AIM: Reproduce the material word for word; the images stay out.

MATERIAL:

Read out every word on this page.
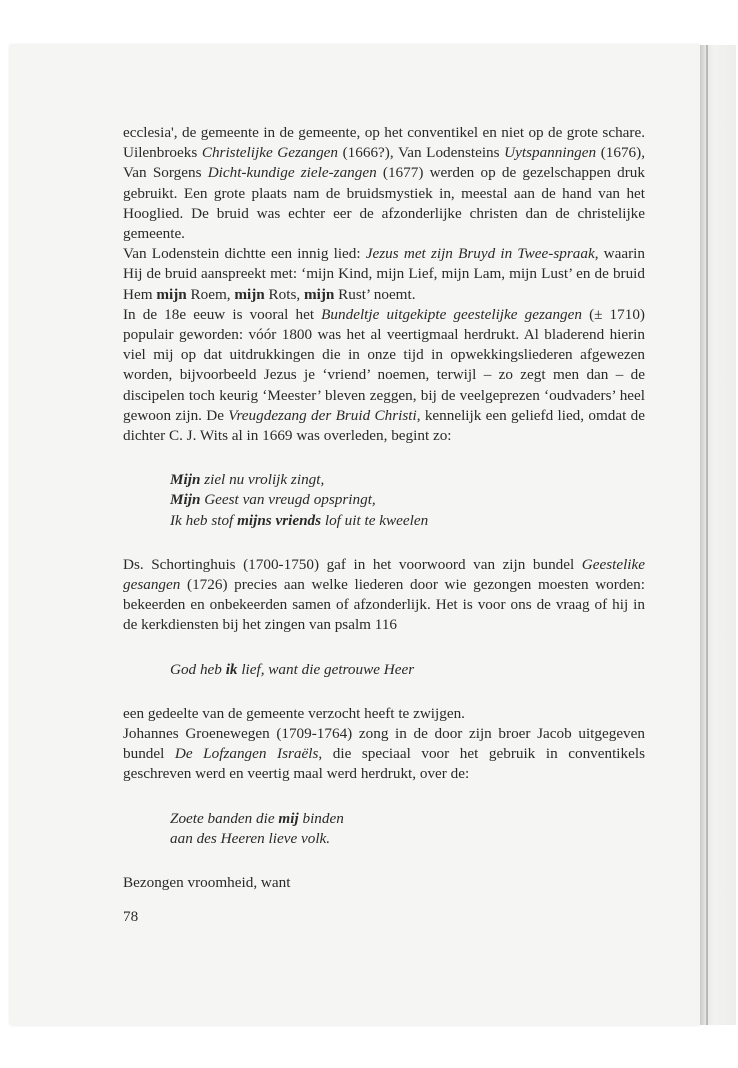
ecclesia', de gemeente in de gemeente, op het conventikel en niet op de grote schare. Uilenbroeks Christelijke Gezangen (1666?), Van Lodensteins Uytspanningen (1676), Van Sorgens Dicht-kundige ziele-zangen (1677) werden op de gezelschappen druk gebruikt. Een grote plaats nam de bruidsmystiek in, meestal aan de hand van het Hooglied. De bruid was echter eer de afzonderlijke christen dan de christelijke gemeente.

Van Lodenstein dichtte een innig lied: Jezus met zijn Bruyd in Twee-spraak, waarin Hij de bruid aanspreekt met: ‘mijn Kind, mijn Lief, mijn Lam, mijn Lust’ en de bruid Hem mijn Roem, mijn Rots, mijn Rust’ noemt.

In de 18e eeuw is vooral het Bundeltje uitgekipte geestelijke gezangen (± 1710) populair geworden: vóór 1800 was het al veertigmaal herdrukt. Al bladerend hierin viel mij op dat uitdrukkingen die in onze tijd in opwekkingsliederen afgewezen worden, bijvoorbeeld Jezus je ‘vriend’ noemen, terwijl – zo zegt men dan – de discipelen toch keurig ‘Meester’ bleven zeggen, bij de veelgeprezen ‘oudvaders’ heel gewoon zijn. De Vreugdezang der Bruid Christi, kennelijk een geliefd lied, omdat de dichter C. J. Wits al in 1669 was overleden, begint zo:

Mijn ziel nu vrolijk zingt,
Mijn Geest van vreugd opspringt,
Ik heb stof mijns vriends lof uit te kweelen

Ds. Schortinghuis (1700-1750) gaf in het voorwoord van zijn bundel Geestelike gesangen (1726) precies aan welke liederen door wie gezongen moesten worden: bekeerden en onbekeerden samen of afzonderlijk. Het is voor ons de vraag of hij in de kerkdiensten bij het zingen van psalm 116

God heb ik lief, want die getrouwe Heer

een gedeelte van de gemeente verzocht heeft te zwijgen.

Johannes Groenewegen (1709-1764) zong in de door zijn broer Jacob uitgegeven bundel De Lofzangen Israëls, die speciaal voor het gebruik in conventikels geschreven werd en veertig maal werd herdrukt, over de:

Zoete banden die mij binden
aan des Heeren lieve volk.

Bezongen vroomheid, want

78
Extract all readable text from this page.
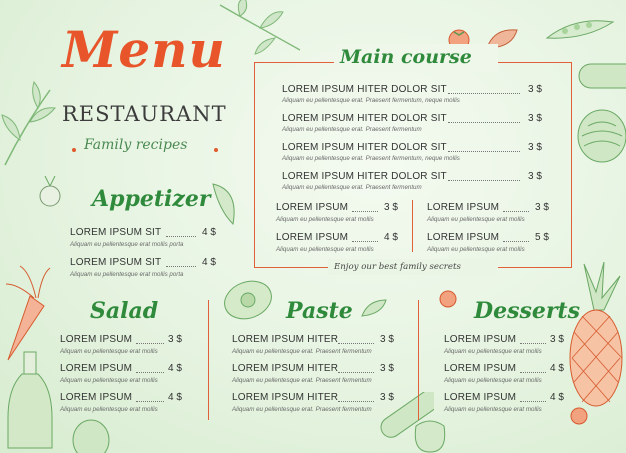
Menu
RESTAURANT
Family recipes
Appetizer
LOREM IPSUM SIT	4 $
Aliquam eu pellentesque erat mollis porta
LOREM IPSUM SIT	4 $
Aliquam eu pellentesque erat mollis porta
Main course
LOREM IPSUM HITER DOLOR SIT	3 $
Aliquam eu pellentesque erat. Praesent fermentum, neque mollis
LOREM IPSUM HITER DOLOR SIT	3 $
Aliquam eu pellentesque erat. Praesent fermentum
LOREM IPSUM HITER DOLOR SIT	3 $
Aliquam eu pellentesque erat. Praesent fermentum, neque mollis
LOREM IPSUM HITER DOLOR SIT	3 $
Aliquam eu pellentesque erat. Praesent fermentum
LOREM IPSUM	3 $
Aliquam eu pellentesque erat mollis
LOREM IPSUM	4 $
Aliquam eu pellentesque erat mollis
LOREM IPSUM	3 $
Aliquam eu pellentesque erat mollis
LOREM IPSUM	5 $
Aliquam eu pellentesque erat mollis
Enjoy our best family secrets
Salad
LOREM IPSUM	3 $
Aliquam eu pellentesque erat mollis
LOREM IPSUM	4 $
Aliquam eu pellentesque erat mollis
LOREM IPSUM	4 $
Aliquam eu pellentesque erat mollis
Paste
LOREM IPSUM HITER	3 $
Aliquam eu pellentesque erat. Praesent fermentum
LOREM IPSUM HITER	3 $
Aliquam eu pellentesque erat. Praesent fermentum
LOREM IPSUM HITER	3 $
Aliquam eu pellentesque erat. Praesent fermentum
Desserts
LOREM IPSUM	3 $
Aliquam eu pellentesque erat mollis
LOREM IPSUM	4 $
Aliquam eu pellentesque erat mollis
LOREM IPSUM	4 $
Aliquam eu pellentesque erat mollis
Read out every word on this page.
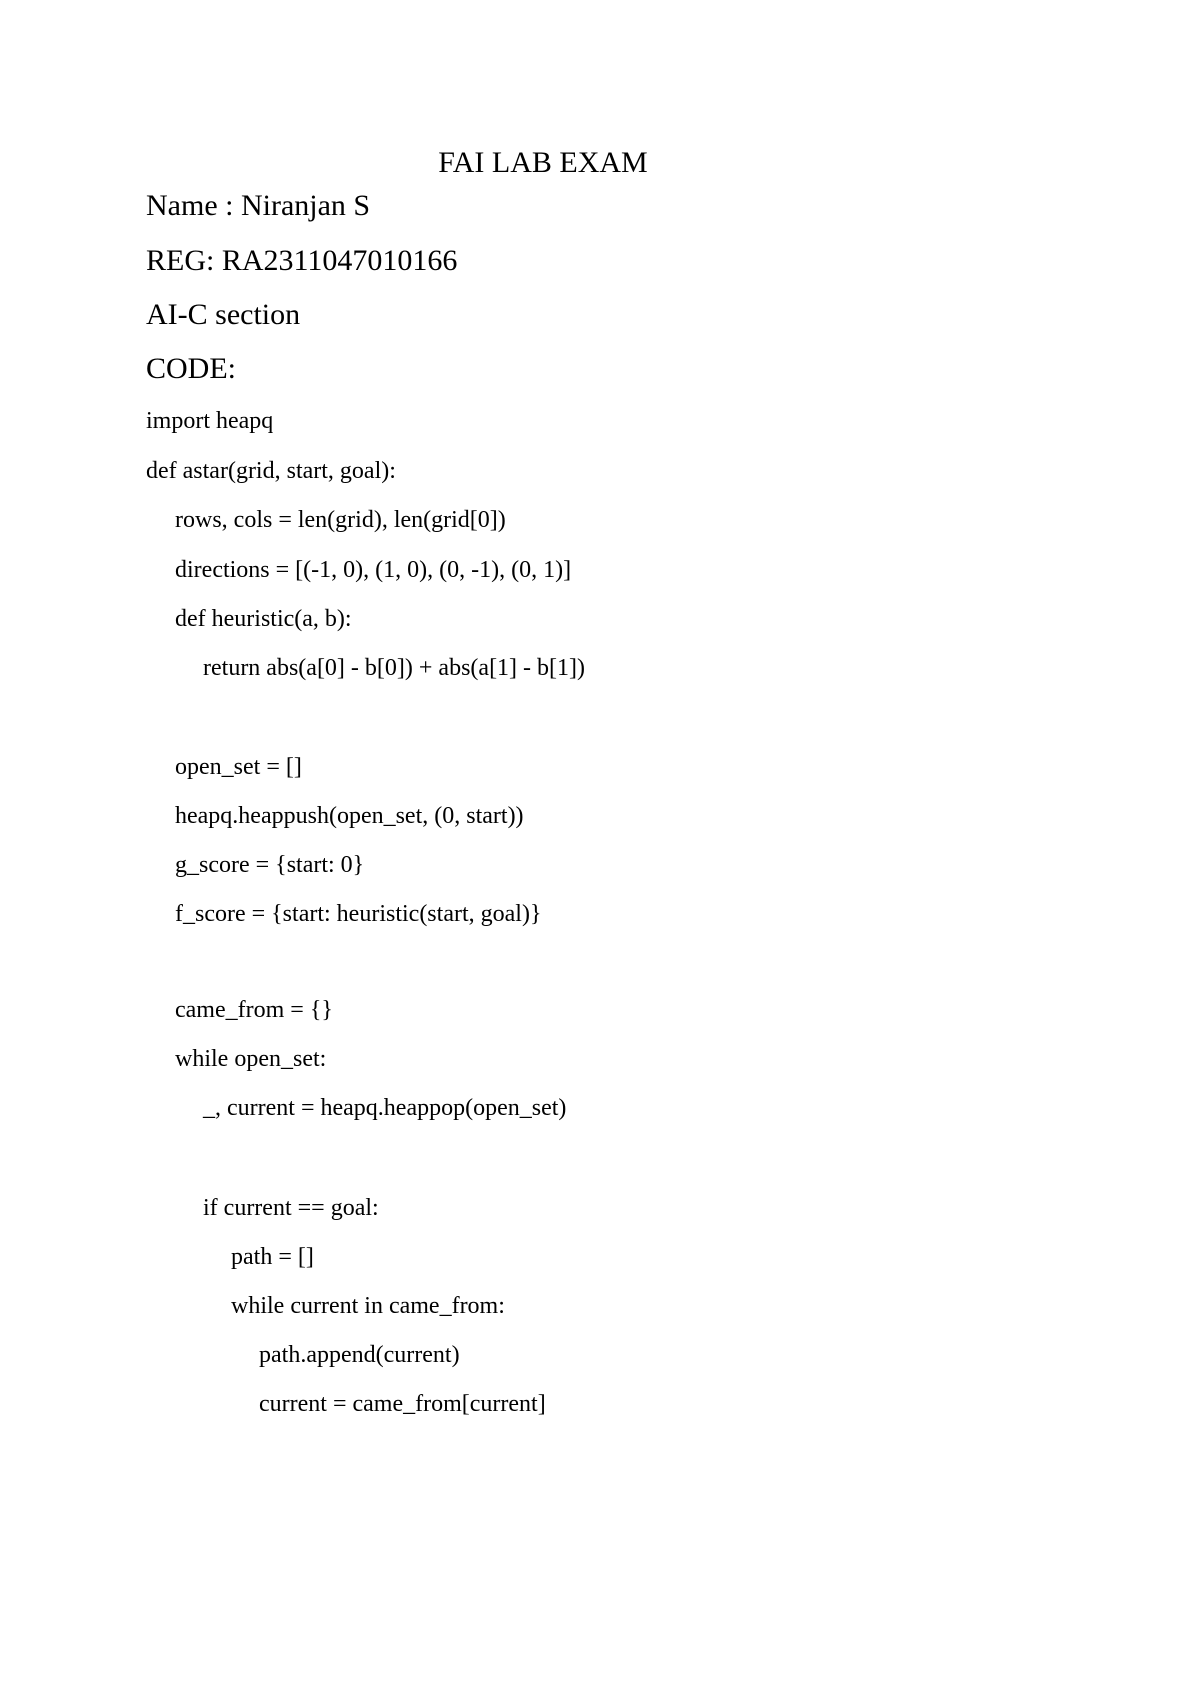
FAI LAB EXAM
Name : Niranjan S
REG: RA2311047010166
AI-C section
CODE:
import heapq
def astar(grid, start, goal):
rows, cols = len(grid), len(grid[0])
directions = [(-1, 0), (1, 0), (0, -1), (0, 1)]
def heuristic(a, b):
return abs(a[0] - b[0]) + abs(a[1] - b[1])
open_set = []
heapq.heappush(open_set, (0, start))
g_score = {start: 0}
f_score = {start: heuristic(start, goal)}
came_from = {}
while open_set:
_, current = heapq.heappop(open_set)
if current == goal:
path = []
while current in came_from:
path.append(current)
current = came_from[current]
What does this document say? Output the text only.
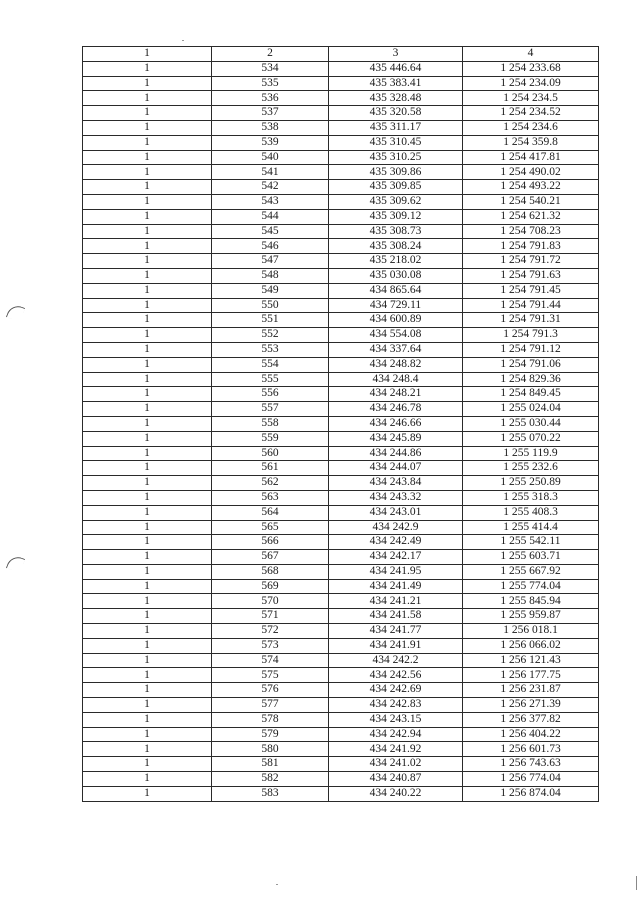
1	2	3	4
1	534	435 446.64	1 254 233.68
1	535	435 383.41	1 254 234.09
1	536	435 328.48	1 254 234.5
1	537	435 320.58	1 254 234.52
1	538	435 311.17	1 254 234.6
1	539	435 310.45	1 254 359.8
1	540	435 310.25	1 254 417.81
1	541	435 309.86	1 254 490.02
1	542	435 309.85	1 254 493.22
1	543	435 309.62	1 254 540.21
1	544	435 309.12	1 254 621.32
1	545	435 308.73	1 254 708.23
1	546	435 308.24	1 254 791.83
1	547	435 218.02	1 254 791.72
1	548	435 030.08	1 254 791.63
1	549	434 865.64	1 254 791.45
1	550	434 729.11	1 254 791.44
1	551	434 600.89	1 254 791.31
1	552	434 554.08	1 254 791.3
1	553	434 337.64	1 254 791.12
1	554	434 248.82	1 254 791.06
1	555	434 248.4	1 254 829.36
1	556	434 248.21	1 254 849.45
1	557	434 246.78	1 255 024.04
1	558	434 246.66	1 255 030.44
1	559	434 245.89	1 255 070.22
1	560	434 244.86	1 255 119.9
1	561	434 244.07	1 255 232.6
1	562	434 243.84	1 255 250.89
1	563	434 243.32	1 255 318.3
1	564	434 243.01	1 255 408.3
1	565	434 242.9	1 255 414.4
1	566	434 242.49	1 255 542.11
1	567	434 242.17	1 255 603.71
1	568	434 241.95	1 255 667.92
1	569	434 241.49	1 255 774.04
1	570	434 241.21	1 255 845.94
1	571	434 241.58	1 255 959.87
1	572	434 241.77	1 256 018.1
1	573	434 241.91	1 256 066.02
1	574	434 242.2	1 256 121.43
1	575	434 242.56	1 256 177.75
1	576	434 242.69	1 256 231.87
1	577	434 242.83	1 256 271.39
1	578	434 243.15	1 256 377.82
1	579	434 242.94	1 256 404.22
1	580	434 241.92	1 256 601.73
1	581	434 241.02	1 256 743.63
1	582	434 240.87	1 256 774.04
1	583	434 240.22	1 256 874.04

COMPLETED EXERCISE:
Read out every word on this page.
ecclesia', de gemeente in de gemeente, op het conventikel en niet op de grote schare. Uilenbroeks Christelijke Gezangen (1666?), Van Lodensteins Uytspanningen (1676), Van Sorgens Dicht-kundige ziele-zangen (1677) werden op de gezelschappen druk gebruikt. Een grote plaats nam de bruidsmystiek in, meestal aan de hand van het Hooglied. De bruid was echter eer de afzonderlijke christen dan de christelijke gemeente.

Van Lodenstein dichtte een innig lied: Jezus met zijn Bruyd in Twee-spraak, waarin Hij de bruid aanspreekt met: ‘mijn Kind, mijn Lief, mijn Lam, mijn Lust’ en de bruid Hem mijn Roem, mijn Rots, mijn Rust’ noemt.

In de 18e eeuw is vooral het Bundeltje uitgekipte geestelijke gezangen (± 1710) populair geworden: vóór 1800 was het al veertigmaal herdrukt. Al bladerend hierin viel mij op dat uitdrukkingen die in onze tijd in opwekkingsliederen afgewezen worden, bijvoorbeeld Jezus je ‘vriend’ noemen, terwijl – zo zegt men dan – de discipelen toch keurig ‘Meester’ bleven zeggen, bij de veelgeprezen ‘oudvaders’ heel gewoon zijn. De Vreugdezang der Bruid Christi, kennelijk een geliefd lied, omdat de dichter C. J. Wits al in 1669 was overleden, begint zo:

Mijn ziel nu vrolijk zingt,
Mijn Geest van vreugd opspringt,
Ik heb stof mijns vriends lof uit te kweelen

Ds. Schortinghuis (1700-1750) gaf in het voorwoord van zijn bundel Geestelike gesangen (1726) precies aan welke liederen door wie gezongen moesten worden: bekeerden en onbekeerden samen of afzonderlijk. Het is voor ons de vraag of hij in de kerkdiensten bij het zingen van psalm 116

God heb ik lief, want die getrouwe Heer

een gedeelte van de gemeente verzocht heeft te zwijgen.

Johannes Groenewegen (1709-1764) zong in de door zijn broer Jacob uitgegeven bundel De Lofzangen Israëls, die speciaal voor het gebruik in conventikels geschreven werd en veertig maal werd herdrukt, over de:

Zoete banden die mij binden
aan des Heeren lieve volk.

Bezongen vroomheid, want

78
Extract all readable text from this page.
Menu
RESTAURANT
Family recipes
Appetizer
LOREM IPSUM SIT	4 $
Aliquam eu pellentesque erat mollis porta
LOREM IPSUM SIT	4 $
Aliquam eu pellentesque erat mollis porta
Main course
LOREM IPSUM HITER DOLOR SIT	3 $
Aliquam eu pellentesque erat. Praesent fermentum, neque mollis
LOREM IPSUM HITER DOLOR SIT	3 $
Aliquam eu pellentesque erat. Praesent fermentum
LOREM IPSUM HITER DOLOR SIT	3 $
Aliquam eu pellentesque erat. Praesent fermentum, neque mollis
LOREM IPSUM HITER DOLOR SIT	3 $
Aliquam eu pellentesque erat. Praesent fermentum
LOREM IPSUM	3 $
Aliquam eu pellentesque erat mollis
LOREM IPSUM	4 $
Aliquam eu pellentesque erat mollis
LOREM IPSUM	3 $
Aliquam eu pellentesque erat mollis
LOREM IPSUM	5 $
Aliquam eu pellentesque erat mollis
Enjoy our best family secrets
Salad
LOREM IPSUM	3 $
Aliquam eu pellentesque erat mollis
LOREM IPSUM	4 $
Aliquam eu pellentesque erat mollis
LOREM IPSUM	4 $
Aliquam eu pellentesque erat mollis
Paste
LOREM IPSUM HITER	3 $
Aliquam eu pellentesque erat. Praesent fermentum
LOREM IPSUM HITER	3 $
Aliquam eu pellentesque erat. Praesent fermentum
LOREM IPSUM HITER	3 $
Aliquam eu pellentesque erat. Praesent fermentum
Desserts
LOREM IPSUM	3 $
Aliquam eu pellentesque erat mollis
LOREM IPSUM	4 $
Aliquam eu pellentesque erat mollis
LOREM IPSUM	4 $
Aliquam eu pellentesque erat mollis
Read out every word on this page.
FAI LAB EXAM
Name : Niranjan S
REG: RA2311047010166
AI-C section
CODE:
import heapq
def astar(grid, start, goal):
rows, cols = len(grid), len(grid[0])
directions = [(-1, 0), (1, 0), (0, -1), (0, 1)]
def heuristic(a, b):
return abs(a[0] - b[0]) + abs(a[1] - b[1])
open_set = []
heapq.heappush(open_set, (0, start))
g_score = {start: 0}
f_score = {start: heuristic(start, goal)}
came_from = {}
while open_set:
_, current = heapq.heappop(open_set)
if current == goal:
path = []
while current in came_from:
path.append(current)
current = came_from[current]
What does this document say? Output the text only.
1	2	3	4
1	534	435 446.64	1 254 233.68
1	535	435 383.41	1 254 234.09
1	536	435 328.48	1 254 234.5
1	537	435 320.58	1 254 234.52
1	538	435 311.17	1 254 234.6
1	539	435 310.45	1 254 359.8
1	540	435 310.25	1 254 417.81
1	541	435 309.86	1 254 490.02
1	542	435 309.85	1 254 493.22
1	543	435 309.62	1 254 540.21
1	544	435 309.12	1 254 621.32
1	545	435 308.73	1 254 708.23
1	546	435 308.24	1 254 791.83
1	547	435 218.02	1 254 791.72
1	548	435 030.08	1 254 791.63
1	549	434 865.64	1 254 791.45
1	550	434 729.11	1 254 791.44
1	551	434 600.89	1 254 791.31
1	552	434 554.08	1 254 791.3
1	553	434 337.64	1 254 791.12
1	554	434 248.82	1 254 791.06
1	555	434 248.4	1 254 829.36
1	556	434 248.21	1 254 849.45
1	557	434 246.78	1 255 024.04
1	558	434 246.66	1 255 030.44
1	559	434 245.89	1 255 070.22
1	560	434 244.86	1 255 119.9
1	561	434 244.07	1 255 232.6
1	562	434 243.84	1 255 250.89
1	563	434 243.32	1 255 318.3
1	564	434 243.01	1 255 408.3
1	565	434 242.9	1 255 414.4
1	566	434 242.49	1 255 542.11
1	567	434 242.17	1 255 603.71
1	568	434 241.95	1 255 667.92
1	569	434 241.49	1 255 774.04
1	570	434 241.21	1 255 845.94
1	571	434 241.58	1 255 959.87
1	572	434 241.77	1 256 018.1
1	573	434 241.91	1 256 066.02
1	574	434 242.2	1 256 121.43
1	575	434 242.56	1 256 177.75
1	576	434 242.69	1 256 231.87
1	577	434 242.83	1 256 271.39
1	578	434 243.15	1 256 377.82
1	579	434 242.94	1 256 404.22
1	580	434 241.92	1 256 601.73
1	581	434 241.02	1 256 743.63
1	582	434 240.87	1 256 774.04
1	583	434 240.22	1 256 874.04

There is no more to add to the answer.